__What is asked__
In the items, starting at the line that contains "- panel-value-label: 64%: [1109, 313, 1139, 328]" and ending at the line that contains "- bar-value-label: 58%: [699, 378, 729, 393]", rename "bar-value-label" to "bar-percent-label" and leave everything else unchanged. Give back only those lines.

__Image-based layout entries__
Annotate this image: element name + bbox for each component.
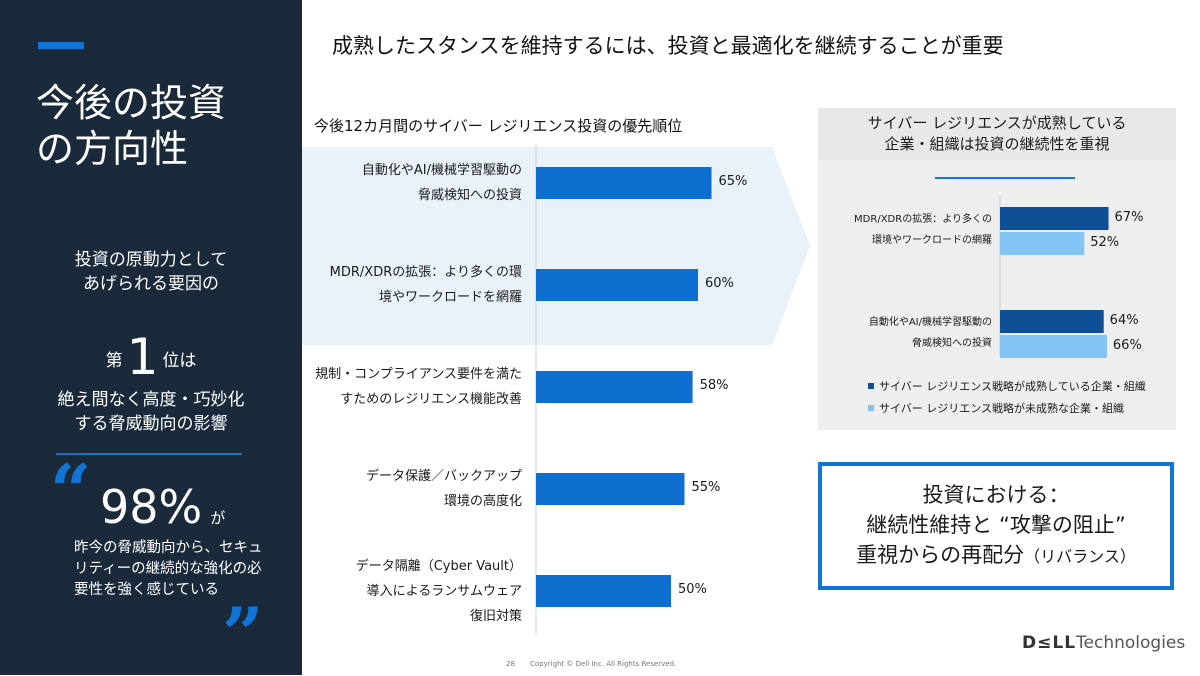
- panel-value-label: 64%: [1109, 313, 1139, 328]
- priority-chart-svg: [302, 145, 810, 635]
- panel-category-label: MDR/XDRの拡張：より多くの環境やワークロードの網羅: [820, 209, 992, 251]
- bar-immature: [1000, 335, 1107, 358]
- stat-row: 98% が: [100, 480, 225, 534]
- maturity-panel: [818, 108, 1176, 430]
- category-label-line: データ隔離（Cyber Vault）: [355, 558, 522, 574]
- rebalance-callout: 投資における： 継続性維持と “攻撃の阻止” 重視からの再配分（リバランス）: [818, 462, 1174, 590]
- bar: [536, 269, 698, 301]
- stat-value: 98%: [100, 480, 203, 534]
- rank-prefix: 第: [105, 351, 123, 371]
- rank-line: 第1 位は: [0, 328, 302, 386]
- legend-label-immature: サイバー レジリエンス戦略が未成熟な企業・組織: [879, 402, 1125, 415]
- chart-title: 今後12カ月間のサイバー レジリエンス投資の優先順位: [314, 117, 683, 135]
- dell-technologies-logo: D≤LLTechnologies: [1022, 633, 1185, 653]
- bar-value-label: 50%: [678, 582, 707, 597]
- sidebar-title-line2: の方向性: [36, 127, 189, 171]
- bar: [536, 371, 693, 403]
- category-label-line: 環境の高度化: [443, 494, 522, 509]
- maturity-panel-title: サイバー レジリエンスが成熟している 企業・組織は投資の継続性を重視: [818, 113, 1176, 155]
- panel-category-line: MDR/XDRの拡張：より多くの: [854, 214, 992, 225]
- rank-number: 1: [126, 328, 159, 386]
- callout-note: （リバランス）: [1024, 547, 1136, 566]
- maturity-chart: 67% 52% MDR/XDRの拡張：より多くの環境やワークロードの網羅 64% 66%…: [818, 195, 1176, 365]
- panel-category-line: 脅威検知への投資: [912, 338, 992, 349]
- bar-value-label: 65%: [718, 174, 748, 189]
- panel-underline: [935, 177, 1075, 179]
- panel-value-label: 66%: [1112, 338, 1142, 353]
- callout-line1: 投資における：: [922, 483, 1070, 507]
- bar-value-label: 58%: [699, 378, 729, 393]
- panel-value-label: 67%: [1114, 210, 1144, 225]
- callout-line3: 重視からの再配分（リバランス）: [822, 540, 1170, 572]
- top-factor: 絶え間なく高度・巧妙化 する脅威動向の影響: [0, 388, 302, 436]
- sidebar-divider: [56, 453, 242, 455]
- priority-chart: 65% 自動化やAI/機械学習駆動の脅威検知への投資 60% MDR/XDRの拡張：よ…: [302, 145, 810, 635]
- sidebar-title: 今後の投資 の方向性: [36, 80, 296, 172]
- category-label-line: 境やワークロードを網羅: [378, 290, 522, 305]
- category-label-line: すためのレジリエンス機能改善: [340, 392, 522, 407]
- panel-value-label: 52%: [1090, 235, 1120, 250]
- panel-title-line1: サイバー レジリエンスが成熟している: [867, 114, 1127, 132]
- panel-title-line2: 企業・組織は投資の継続性を重視: [884, 135, 1110, 153]
- open-quote-icon: “: [50, 448, 92, 533]
- category-label-line: データ保護／バックアップ: [365, 469, 522, 484]
- legend-item-mature: サイバー レジリエンス戦略が成熟している企業・組織: [868, 378, 1146, 394]
- intro-line2: あげられる要因の: [83, 274, 219, 294]
- legend-swatch-mature: [868, 383, 874, 389]
- bar: [536, 167, 712, 199]
- panel-category-line: 環境やワークロードの網羅: [872, 235, 992, 246]
- sidebar: 今後の投資 の方向性 投資の原動力として あげられる要因の 第1 位は 絶え間なく…: [0, 0, 302, 675]
- legend-item-immature: サイバー レジリエンス戦略が未成熟な企業・組織: [868, 400, 1124, 416]
- category-label: 自動化やAI/機械学習駆動の脅威検知への投資: [302, 158, 522, 208]
- panel-category-line: 自動化やAI/機械学習駆動の: [868, 317, 992, 328]
- logo-dell: D≤LL: [1022, 633, 1077, 653]
- bar-value-label: 55%: [691, 480, 721, 495]
- bar-mature: [1000, 207, 1109, 230]
- category-label-line: 導入によるランサムウェア: [366, 583, 522, 599]
- stat-suffix: が: [210, 509, 226, 527]
- bar-value-label: 60%: [705, 276, 734, 291]
- copyright: Copyright © Dell Inc. All Rights Reserve…: [530, 660, 677, 668]
- page-title: 成熟したスタンスを維持するには、投資と最適化を継続することが重要: [332, 34, 1004, 58]
- maturity-panel-heading: サイバー レジリエンスが成熟している 企業・組織は投資の継続性を重視: [818, 108, 1176, 160]
- rank-suffix: 位は: [162, 351, 197, 371]
- category-label-line: 脅威検知への投資: [417, 188, 522, 203]
- intro-line1: 投資の原動力として: [74, 250, 228, 270]
- bar: [536, 575, 671, 607]
- category-label: MDR/XDRの拡張：より多くの環境やワークロードを網羅: [302, 260, 522, 310]
- bar-mature: [1000, 310, 1104, 333]
- maturity-chart-svg: [999, 195, 1109, 358]
- bar-immature: [1000, 232, 1085, 255]
- sidebar-intro: 投資の原動力として あげられる要因の: [0, 248, 302, 296]
- legend-label-mature: サイバー レジリエンス戦略が成熟している企業・組織: [879, 380, 1146, 393]
- stat-description: 昨今の脅威動向から、セキュリティーの継続的な強化の必要性を強く感じている: [74, 540, 263, 598]
- callout-line2: 継続性維持と “攻撃の阻止”: [866, 513, 1126, 537]
- category-label: データ保護／バックアップ環境の高度化: [302, 464, 522, 514]
- category-label-line: 自動化やAI/機械学習駆動の: [361, 163, 522, 178]
- close-quote-icon: ”: [222, 591, 264, 676]
- category-label-line: 規制・コンプライアンス要件を満た: [315, 367, 522, 382]
- accent-bar: [38, 42, 84, 49]
- callout-line3-text: 重視からの再配分: [856, 543, 1025, 567]
- category-label-line: 復旧対策: [469, 608, 522, 624]
- legend-swatch-immature: [868, 405, 874, 411]
- factor-line1: 絶え間なく高度・巧妙化: [57, 390, 245, 410]
- page-number: 28: [506, 660, 515, 668]
- factor-line2: する脅威動向の影響: [74, 414, 228, 434]
- logo-technologies: Technologies: [1076, 633, 1186, 653]
- panel-category-label: 自動化やAI/機械学習駆動の脅威検知への投資: [820, 312, 992, 354]
- category-label: データ隔離（Cyber Vault） 導入によるランサムウェア復旧対策: [302, 554, 522, 629]
- bar: [536, 473, 685, 505]
- sidebar-title-line1: 今後の投資: [36, 81, 227, 125]
- category-label-line: MDR/XDRの拡張：より多くの環: [329, 265, 522, 280]
- category-label: 規制・コンプライアンス要件を満たすためのレジリエンス機能改善: [302, 362, 522, 412]
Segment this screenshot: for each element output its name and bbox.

__Answer in full__
- panel-value-label: 64%: [1109, 313, 1139, 328]
- priority-chart-svg: [302, 145, 810, 635]
- panel-category-label: MDR/XDRの拡張：より多くの環境やワークロードの網羅: [820, 209, 992, 251]
- bar-immature: [1000, 335, 1107, 358]
- stat-row: 98% が: [100, 480, 225, 534]
- maturity-panel: [818, 108, 1176, 430]
- category-label-line: データ隔離（Cyber Vault）: [355, 558, 522, 574]
- rebalance-callout: 投資における： 継続性維持と “攻撃の阻止” 重視からの再配分（リバランス）: [818, 462, 1174, 590]
- bar: [536, 269, 698, 301]
- stat-value: 98%: [100, 480, 203, 534]
- rank-prefix: 第: [105, 351, 123, 371]
- rank-line: 第1 位は: [0, 328, 302, 386]
- legend-label-immature: サイバー レジリエンス戦略が未成熟な企業・組織: [879, 402, 1125, 415]
- chart-title: 今後12カ月間のサイバー レジリエンス投資の優先順位: [314, 117, 683, 135]
- dell-technologies-logo: D≤LLTechnologies: [1022, 633, 1185, 653]
- bar-percent-label: 50%: [678, 582, 707, 597]
- sidebar-title-line2: の方向性: [36, 127, 189, 171]
- bar: [536, 371, 693, 403]
- category-label-line: 環境の高度化: [443, 494, 522, 509]
- maturity-panel-title: サイバー レジリエンスが成熟している 企業・組織は投資の継続性を重視: [818, 113, 1176, 155]
- panel-category-line: MDR/XDRの拡張：より多くの: [854, 214, 992, 225]
- rank-number: 1: [126, 328, 159, 386]
- callout-note: （リバランス）: [1024, 547, 1136, 566]
- maturity-chart: 67% 52% MDR/XDRの拡張：より多くの環境やワークロードの網羅 64% 66%…: [818, 195, 1176, 365]
- panel-category-line: 脅威検知への投資: [912, 338, 992, 349]
- bar-percent-label: 65%: [718, 174, 748, 189]
- panel-underline: [935, 177, 1075, 179]
- panel-value-label: 66%: [1112, 338, 1142, 353]
- callout-line1: 投資における：: [922, 483, 1070, 507]
- bar-percent-label: 58%: [699, 378, 729, 393]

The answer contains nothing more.